#### [Task to carry out]
Give the number of lines in the listing that hold the word "reallygreatsite". Write nothing but that number.

Raw records

===============

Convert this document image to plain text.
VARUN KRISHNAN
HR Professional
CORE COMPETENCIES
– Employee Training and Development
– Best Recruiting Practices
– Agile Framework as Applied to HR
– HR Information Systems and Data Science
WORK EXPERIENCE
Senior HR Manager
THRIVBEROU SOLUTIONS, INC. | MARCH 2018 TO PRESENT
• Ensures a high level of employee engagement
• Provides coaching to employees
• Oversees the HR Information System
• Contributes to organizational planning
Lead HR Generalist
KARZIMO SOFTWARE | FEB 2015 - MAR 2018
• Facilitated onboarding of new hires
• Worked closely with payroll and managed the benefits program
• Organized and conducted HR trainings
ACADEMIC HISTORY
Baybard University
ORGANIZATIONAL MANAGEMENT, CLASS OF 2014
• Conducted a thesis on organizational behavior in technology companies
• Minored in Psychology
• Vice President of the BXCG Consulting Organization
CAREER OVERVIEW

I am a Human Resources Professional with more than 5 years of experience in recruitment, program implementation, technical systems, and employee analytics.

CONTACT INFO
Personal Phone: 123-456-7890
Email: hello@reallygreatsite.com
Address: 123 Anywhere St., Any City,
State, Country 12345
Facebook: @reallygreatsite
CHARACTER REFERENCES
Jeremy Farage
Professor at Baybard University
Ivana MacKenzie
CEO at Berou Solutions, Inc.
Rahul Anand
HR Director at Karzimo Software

===============

#### [Written answer]
2